* Data items:

** begin **

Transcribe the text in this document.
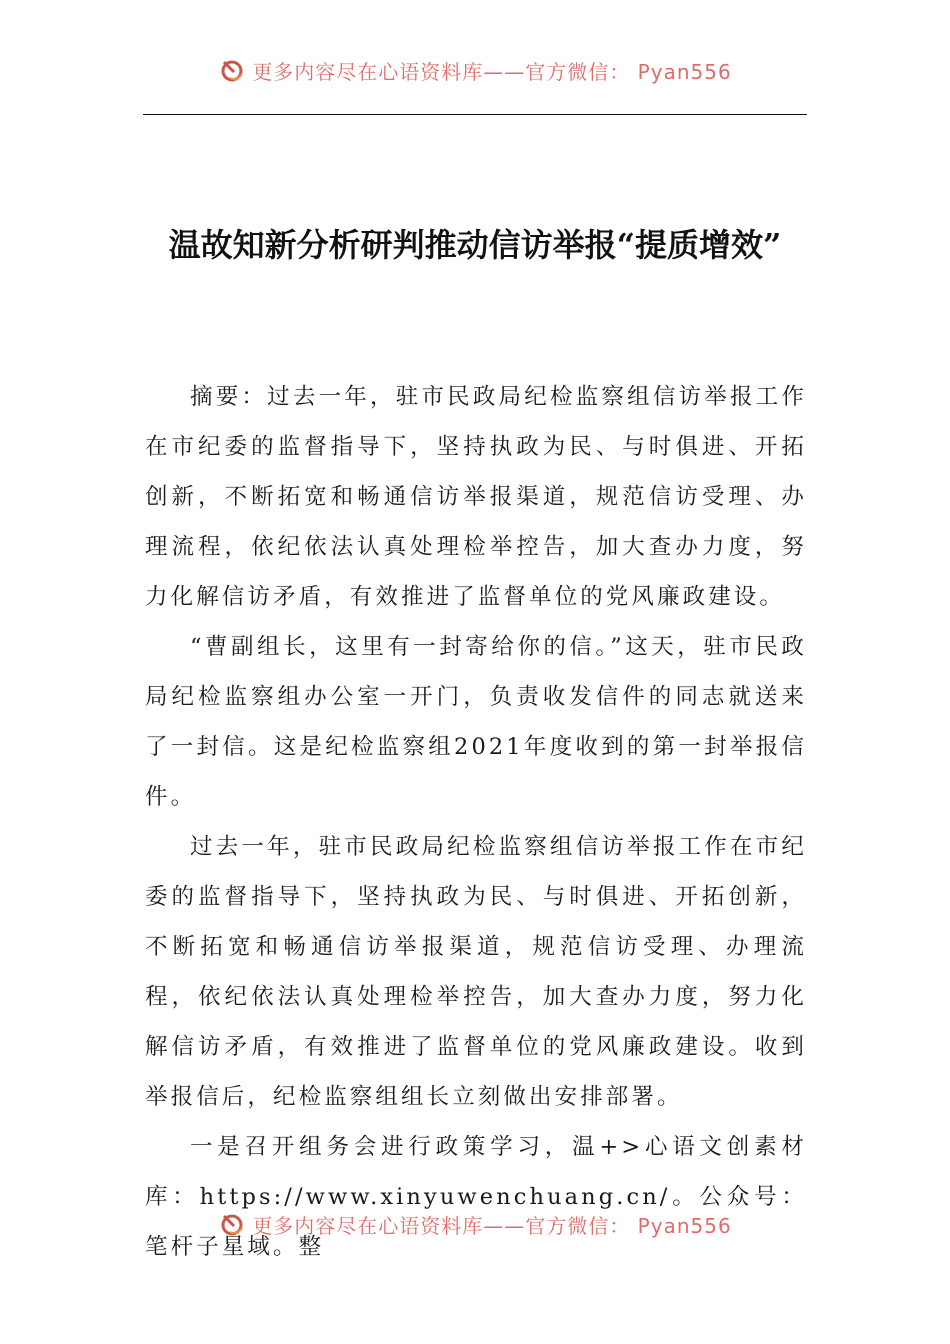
更多内容尽在心语资料库——官方微信： Pyan556
温故知新分析研判推动信访举报“提质增效”

摘要：过去一年，驻市民政局纪检监察组信访举报工作在市纪委的监督指导下，坚持执政为民、与时俱进、开拓创新，不断拓宽和畅通信访举报渠道，规范信访受理、办理流程，依纪依法认真处理检举控告，加大查办力度，努力化解信访矛盾，有效推进了监督单位的党风廉政建设。

“曹副组长，这里有一封寄给你的信。”这天，驻市民政局纪检监察组办公室一开门，负责收发信件的同志就送来了一封信。这是纪检监察组2021年度收到的第一封举报信件。

过去一年，驻市民政局纪检监察组信访举报工作在市纪委的监督指导下，坚持执政为民、与时俱进、开拓创新，不断拓宽和畅通信访举报渠道，规范信访受理、办理流程，依纪依法认真处理检举控告，加大查办力度，努力化解信访矛盾，有效推进了监督单位的党风廉政建设。收到举报信后，纪检监察组组长立刻做出安排部署。

一是召开组务会进行政策学习，温+>心语文创素材库：https://www.xinyuwenchuang.cn/。公众号：笔杆子星域。整

更多内容尽在心语资料库——官方微信： Pyan556
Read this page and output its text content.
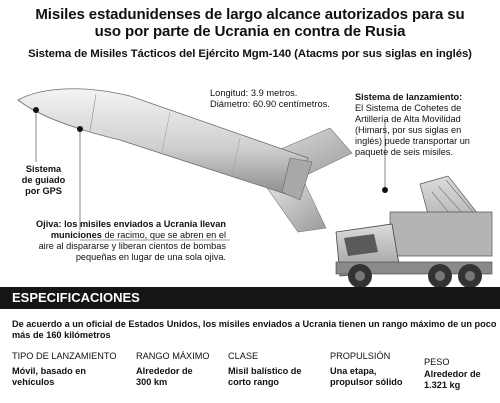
Misiles estadunidenses de largo alcance autorizados para su
uso por parte de Ucrania en contra de Rusia
Sistema de Misiles Tácticos del Ejército Mgm-140 (Atacms por sus siglas en inglés)
Longitud: 3.9 metros.
Diámetro: 60.90 centímetros.
Sistema
de guiado
por GPS
Ojiva: los misiles enviados a Ucrania llevan
municiones de racimo, que se abren en el
aire al dispararse y liberan cientos de bombas
pequeñas en lugar de una sola ojiva.
Sistema de lanzamiento:
El Sistema de Cohetes de
Artillería de Alta Movilidad
(Himars, por sus siglas en
inglés) puede transportar un
paquete de seis misiles.
ESPECIFICACIONES
De acuerdo a un oficial de Estados Unidos, los misiles enviados a Ucrania tienen un rango máximo de un poco
más de 160 kilómetros
TIPO DE LANZAMIENTO
Móvil, basado en
vehículos
RANGO MÁXIMO
Alrededor de
300 km
CLASE
Misil balístico de
corto rango
PROPULSIÓN
Una etapa,
propulsor sólido
PESO
Alrededor de
1.321 kg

** end **

Copy out every line of the listing that includes the string "坚持执政为民".

* Task result:
摘要：过去一年，驻市民政局纪检监察组信访举报工作在市纪委的监督指导下，坚持执政为民、与时俱进、开拓创新，不断拓宽和畅通信访举报渠道，规范信访受理、办理流程，依纪依法认真处理检举控告，加大查办力度，努力化解信访矛盾，有效推进了监督单位的党风廉政建设。
过去一年，驻市民政局纪检监察组信访举报工作在市纪委的监督指导下，坚持执政为民、与时俱进、开拓创新，不断拓宽和畅通信访举报渠道，规范信访受理、办理流程，依纪依法认真处理检举控告，加大查办力度，努力化解信访矛盾，有效推进了监督单位的党风廉政建设。收到举报信后，纪检监察组组长立刻做出安排部署。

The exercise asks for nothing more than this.